Excerpts from a figure dataset:
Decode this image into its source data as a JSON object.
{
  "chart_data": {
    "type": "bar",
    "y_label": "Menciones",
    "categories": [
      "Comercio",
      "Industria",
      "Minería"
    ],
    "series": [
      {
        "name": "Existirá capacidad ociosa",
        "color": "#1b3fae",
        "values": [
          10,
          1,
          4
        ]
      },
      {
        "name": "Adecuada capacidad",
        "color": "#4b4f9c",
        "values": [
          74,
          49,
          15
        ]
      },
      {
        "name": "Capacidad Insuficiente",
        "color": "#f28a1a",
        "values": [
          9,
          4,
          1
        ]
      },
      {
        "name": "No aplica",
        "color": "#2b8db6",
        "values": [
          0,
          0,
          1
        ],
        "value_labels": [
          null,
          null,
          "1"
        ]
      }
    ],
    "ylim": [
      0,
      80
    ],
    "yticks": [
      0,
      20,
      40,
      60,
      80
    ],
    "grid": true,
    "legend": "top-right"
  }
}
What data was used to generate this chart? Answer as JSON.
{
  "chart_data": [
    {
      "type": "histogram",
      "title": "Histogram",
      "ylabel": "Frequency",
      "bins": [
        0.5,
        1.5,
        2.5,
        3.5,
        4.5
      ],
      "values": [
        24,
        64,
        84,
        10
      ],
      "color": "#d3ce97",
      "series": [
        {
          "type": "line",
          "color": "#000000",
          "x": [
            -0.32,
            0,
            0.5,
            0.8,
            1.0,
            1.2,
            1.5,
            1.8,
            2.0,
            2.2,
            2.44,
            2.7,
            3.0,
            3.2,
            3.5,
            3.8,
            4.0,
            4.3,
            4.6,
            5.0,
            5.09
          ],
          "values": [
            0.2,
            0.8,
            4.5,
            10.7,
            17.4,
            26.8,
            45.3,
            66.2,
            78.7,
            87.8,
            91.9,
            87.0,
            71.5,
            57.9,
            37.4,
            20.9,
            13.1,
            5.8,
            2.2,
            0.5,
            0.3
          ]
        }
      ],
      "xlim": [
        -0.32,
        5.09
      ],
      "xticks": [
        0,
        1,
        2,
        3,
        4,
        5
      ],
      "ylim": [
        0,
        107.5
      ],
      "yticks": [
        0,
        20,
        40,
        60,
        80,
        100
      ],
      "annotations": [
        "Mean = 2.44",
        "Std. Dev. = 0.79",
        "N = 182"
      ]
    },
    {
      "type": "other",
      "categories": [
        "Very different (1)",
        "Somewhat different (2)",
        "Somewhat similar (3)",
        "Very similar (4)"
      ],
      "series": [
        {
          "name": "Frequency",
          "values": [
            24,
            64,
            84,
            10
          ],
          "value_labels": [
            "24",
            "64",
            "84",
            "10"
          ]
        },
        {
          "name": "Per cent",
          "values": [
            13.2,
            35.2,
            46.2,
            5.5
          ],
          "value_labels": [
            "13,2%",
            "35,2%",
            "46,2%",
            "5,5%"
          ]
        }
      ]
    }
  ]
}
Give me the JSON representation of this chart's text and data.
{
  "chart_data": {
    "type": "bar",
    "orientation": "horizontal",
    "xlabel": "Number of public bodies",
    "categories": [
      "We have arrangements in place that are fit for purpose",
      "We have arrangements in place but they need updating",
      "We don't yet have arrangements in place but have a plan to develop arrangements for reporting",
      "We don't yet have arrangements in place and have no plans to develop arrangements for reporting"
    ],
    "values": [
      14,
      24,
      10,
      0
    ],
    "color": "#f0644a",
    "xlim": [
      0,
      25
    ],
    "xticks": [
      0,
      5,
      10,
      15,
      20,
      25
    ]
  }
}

---

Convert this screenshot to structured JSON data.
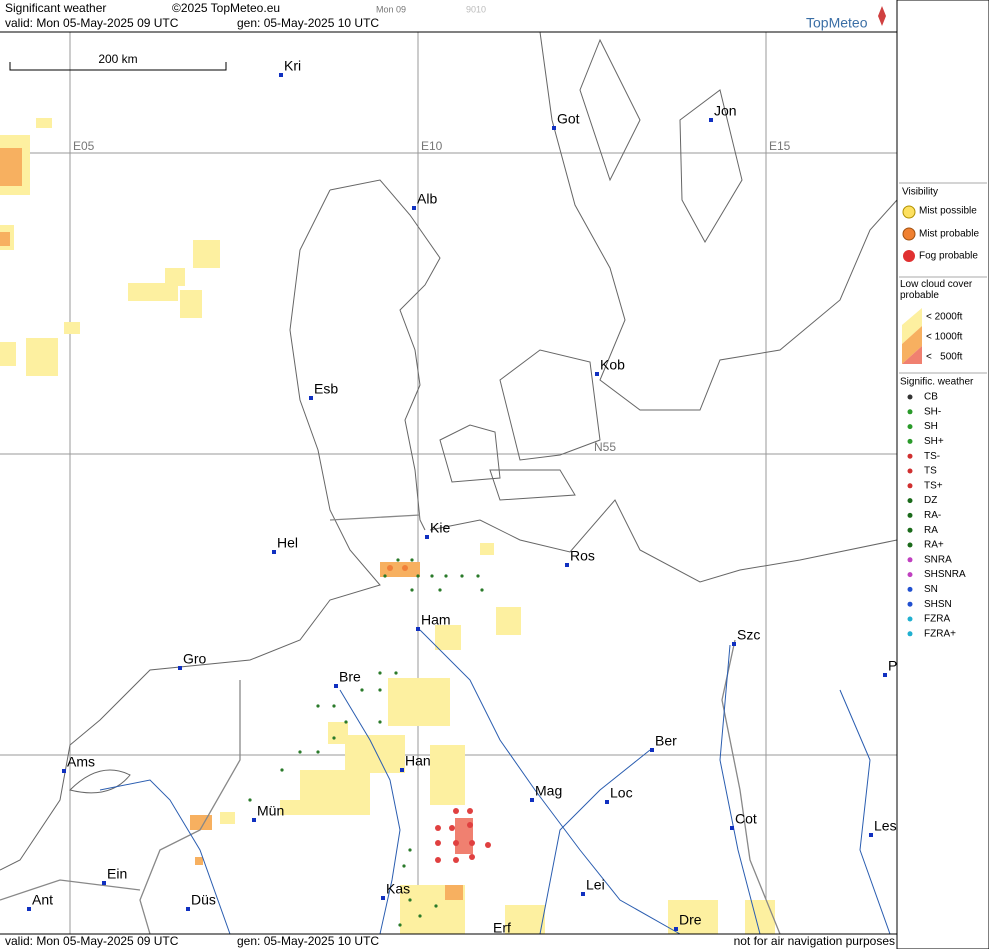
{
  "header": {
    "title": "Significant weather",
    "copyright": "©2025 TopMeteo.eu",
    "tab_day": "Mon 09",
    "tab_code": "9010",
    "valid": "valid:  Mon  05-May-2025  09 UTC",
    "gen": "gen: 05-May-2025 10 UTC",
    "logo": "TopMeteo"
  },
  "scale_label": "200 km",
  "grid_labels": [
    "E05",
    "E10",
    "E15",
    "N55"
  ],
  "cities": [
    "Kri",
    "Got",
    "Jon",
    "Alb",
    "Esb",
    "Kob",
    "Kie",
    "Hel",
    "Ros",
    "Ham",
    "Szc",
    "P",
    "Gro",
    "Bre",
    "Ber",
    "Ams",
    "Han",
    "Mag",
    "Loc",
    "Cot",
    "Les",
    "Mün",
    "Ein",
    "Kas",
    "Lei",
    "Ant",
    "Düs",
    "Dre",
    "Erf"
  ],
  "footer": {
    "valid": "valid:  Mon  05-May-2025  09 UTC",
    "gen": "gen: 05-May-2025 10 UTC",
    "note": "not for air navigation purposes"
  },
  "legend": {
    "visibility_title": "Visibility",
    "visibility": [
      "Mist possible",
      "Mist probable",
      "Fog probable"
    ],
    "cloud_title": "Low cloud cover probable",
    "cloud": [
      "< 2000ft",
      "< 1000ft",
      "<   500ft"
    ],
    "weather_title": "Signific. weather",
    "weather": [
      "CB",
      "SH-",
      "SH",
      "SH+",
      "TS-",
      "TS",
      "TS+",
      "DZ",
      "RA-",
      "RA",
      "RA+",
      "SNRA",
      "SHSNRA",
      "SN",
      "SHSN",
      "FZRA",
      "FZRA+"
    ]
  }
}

**PROBLEM**
How many of the lines in the listing above hold the word "place"? Report only that figure.

**ANSWER TO THE EXERCISE**
4